▸ **REQUIRED TASK**:
Please quote every line word for word.

▸ **INFORMATION GIVEN**:
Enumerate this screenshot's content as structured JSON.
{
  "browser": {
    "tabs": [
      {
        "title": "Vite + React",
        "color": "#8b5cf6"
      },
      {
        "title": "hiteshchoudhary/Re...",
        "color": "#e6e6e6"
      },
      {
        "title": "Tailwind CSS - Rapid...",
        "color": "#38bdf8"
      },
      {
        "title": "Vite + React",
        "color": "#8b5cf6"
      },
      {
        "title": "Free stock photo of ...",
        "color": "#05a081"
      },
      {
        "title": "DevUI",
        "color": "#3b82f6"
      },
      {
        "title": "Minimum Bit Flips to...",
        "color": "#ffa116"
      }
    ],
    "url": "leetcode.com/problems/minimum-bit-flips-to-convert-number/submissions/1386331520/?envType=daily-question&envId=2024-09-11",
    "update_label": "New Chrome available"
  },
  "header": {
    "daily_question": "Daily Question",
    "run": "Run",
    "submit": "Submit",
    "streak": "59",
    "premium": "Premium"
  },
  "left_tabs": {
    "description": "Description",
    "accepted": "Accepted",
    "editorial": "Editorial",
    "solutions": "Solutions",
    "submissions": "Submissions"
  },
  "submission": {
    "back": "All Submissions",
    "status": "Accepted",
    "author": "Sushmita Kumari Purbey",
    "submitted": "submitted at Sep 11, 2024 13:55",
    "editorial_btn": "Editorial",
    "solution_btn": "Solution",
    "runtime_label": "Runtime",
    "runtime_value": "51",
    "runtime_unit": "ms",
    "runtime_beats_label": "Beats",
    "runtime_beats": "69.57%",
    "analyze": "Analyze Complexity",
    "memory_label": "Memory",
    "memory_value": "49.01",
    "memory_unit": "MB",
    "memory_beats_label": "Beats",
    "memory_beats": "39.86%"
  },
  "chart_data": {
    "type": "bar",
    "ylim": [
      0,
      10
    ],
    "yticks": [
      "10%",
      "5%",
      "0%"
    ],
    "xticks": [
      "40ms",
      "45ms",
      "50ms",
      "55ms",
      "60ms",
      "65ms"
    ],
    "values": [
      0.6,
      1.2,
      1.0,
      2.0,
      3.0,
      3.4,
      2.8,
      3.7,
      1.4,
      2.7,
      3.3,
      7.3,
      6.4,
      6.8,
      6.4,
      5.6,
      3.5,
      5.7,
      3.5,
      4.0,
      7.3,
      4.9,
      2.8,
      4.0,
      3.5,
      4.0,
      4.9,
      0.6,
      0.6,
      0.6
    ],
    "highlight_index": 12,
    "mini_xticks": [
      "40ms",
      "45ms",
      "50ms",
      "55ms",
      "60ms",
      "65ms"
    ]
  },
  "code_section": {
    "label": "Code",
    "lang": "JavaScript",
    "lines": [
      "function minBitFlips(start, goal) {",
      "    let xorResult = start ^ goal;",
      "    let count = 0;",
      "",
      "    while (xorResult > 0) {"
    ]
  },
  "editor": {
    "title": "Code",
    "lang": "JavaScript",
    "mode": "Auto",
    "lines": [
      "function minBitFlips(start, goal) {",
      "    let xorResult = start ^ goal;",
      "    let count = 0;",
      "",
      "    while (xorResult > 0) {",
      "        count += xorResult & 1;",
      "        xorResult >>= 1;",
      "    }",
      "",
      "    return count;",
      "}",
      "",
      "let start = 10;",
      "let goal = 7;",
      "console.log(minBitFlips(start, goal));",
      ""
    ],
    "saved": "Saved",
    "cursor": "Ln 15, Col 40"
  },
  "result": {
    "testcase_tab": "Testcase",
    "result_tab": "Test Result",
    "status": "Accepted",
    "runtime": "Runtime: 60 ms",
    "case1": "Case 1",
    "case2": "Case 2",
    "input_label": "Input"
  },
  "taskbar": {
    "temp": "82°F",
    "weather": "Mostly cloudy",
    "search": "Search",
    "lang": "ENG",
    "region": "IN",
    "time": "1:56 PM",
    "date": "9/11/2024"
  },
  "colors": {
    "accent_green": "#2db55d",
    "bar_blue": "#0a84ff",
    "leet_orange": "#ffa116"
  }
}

▸ **THE RESULT**:
Enumerate this screenshot's content as structured JSON.
{
  "browser": {
    "tabs": [
      {
        "title": "Vite + React",
        "color": "#8b5cf6"
      },
      {
        "title": "hiteshchoudhary/Re...",
        "color": "#e6e6e6"
      },
      {
        "title": "Tailwind CSS - Rapid...",
        "color": "#38bdf8"
      },
      {
        "title": "Vite + React",
        "color": "#8b5cf6"
      },
      {
        "title": "Free stock photo of ...",
        "color": "#05a081"
      },
      {
        "title": "DevUI",
        "color": "#3b82f6"
      },
      {
        "title": "Minimum Bit Flips to...",
        "color": "#ffa116"
      }
    ],
    "url": "leetcode.com/problems/minimum-bit-flips-to-convert-number/submissions/1386331520/?envType=daily-question&envId=2024-09-11",
    "update_label": "New Chrome available"
  },
  "header": {
    "daily_question": "Daily Question",
    "run": "Run",
    "submit": "Submit",
    "streak": "59",
    "premium": "Premium"
  },
  "left_tabs": {
    "description": "Description",
    "accepted": "Accepted",
    "editorial": "Editorial",
    "solutions": "Solutions",
    "submissions": "Submissions"
  },
  "submission": {
    "back": "All Submissions",
    "status": "Accepted",
    "author": "Sushmita Kumari Purbey",
    "submitted": "submitted at Sep 11, 2024 13:55",
    "editorial_btn": "Editorial",
    "solution_btn": "Solution",
    "runtime_label": "Runtime",
    "runtime_value": "51",
    "runtime_unit": "ms",
    "runtime_beats_label": "Beats",
    "runtime_beats": "69.57%",
    "analyze": "Analyze Complexity",
    "memory_label": "Memory",
    "memory_value": "49.01",
    "memory_unit": "MB",
    "memory_beats_label": "Beats",
    "memory_beats": "39.86%"
  },
  "chart_data": {
    "type": "bar",
    "ylim": [
      0,
      10
    ],
    "yticks": [
      "10%",
      "5%",
      "0%"
    ],
    "xticks": [
      "40ms",
      "45ms",
      "50ms",
      "55ms",
      "60ms",
      "65ms"
    ],
    "values": [
      0.6,
      1.2,
      1.0,
      2.0,
      3.0,
      3.4,
      2.8,
      3.7,
      1.4,
      2.7,
      3.3,
      7.3,
      6.4,
      6.8,
      6.4,
      5.6,
      3.5,
      5.7,
      3.5,
      4.0,
      7.3,
      4.9,
      2.8,
      4.0,
      3.5,
      4.0,
      4.9,
      0.6,
      0.6,
      0.6
    ],
    "highlight_index": 12,
    "mini_xticks": [
      "40ms",
      "45ms",
      "50ms",
      "55ms",
      "60ms",
      "65ms"
    ]
  },
  "code_section": {
    "label": "Code",
    "lang": "JavaScript",
    "lines": [
      "function minBitFlips(start, goal) {",
      "    let xorResult = start ^ goal;",
      "    let count = 0;",
      "",
      "    while (xorResult > 0) {"
    ]
  },
  "editor": {
    "title": "Code",
    "lang": "JavaScript",
    "mode": "Auto",
    "lines": [
      "function minBitFlips(start, goal) {",
      "    let xorResult = start ^ goal;",
      "    let count = 0;",
      "",
      "    while (xorResult > 0) {",
      "        count += xorResult & 1;",
      "        xorResult >>= 1;",
      "    }",
      "",
      "    return count;",
      "}",
      "",
      "let start = 10;",
      "let goal = 7;",
      "console.log(minBitFlips(start, goal));",
      ""
    ],
    "saved": "Saved",
    "cursor": "Ln 15, Col 40"
  },
  "result": {
    "testcase_tab": "Testcase",
    "result_tab": "Test Result",
    "status": "Accepted",
    "runtime": "Runtime: 60 ms",
    "case1": "Case 1",
    "case2": "Case 2",
    "input_label": "Input"
  },
  "taskbar": {
    "temp": "82°F",
    "weather": "Mostly cloudy",
    "search": "Search",
    "lang": "ENG",
    "region": "IN",
    "time": "1:56 PM",
    "date": "9/11/2024"
  },
  "colors": {
    "accent_green": "#2db55d",
    "bar_blue": "#0a84ff",
    "leet_orange": "#ffa116"
  }
}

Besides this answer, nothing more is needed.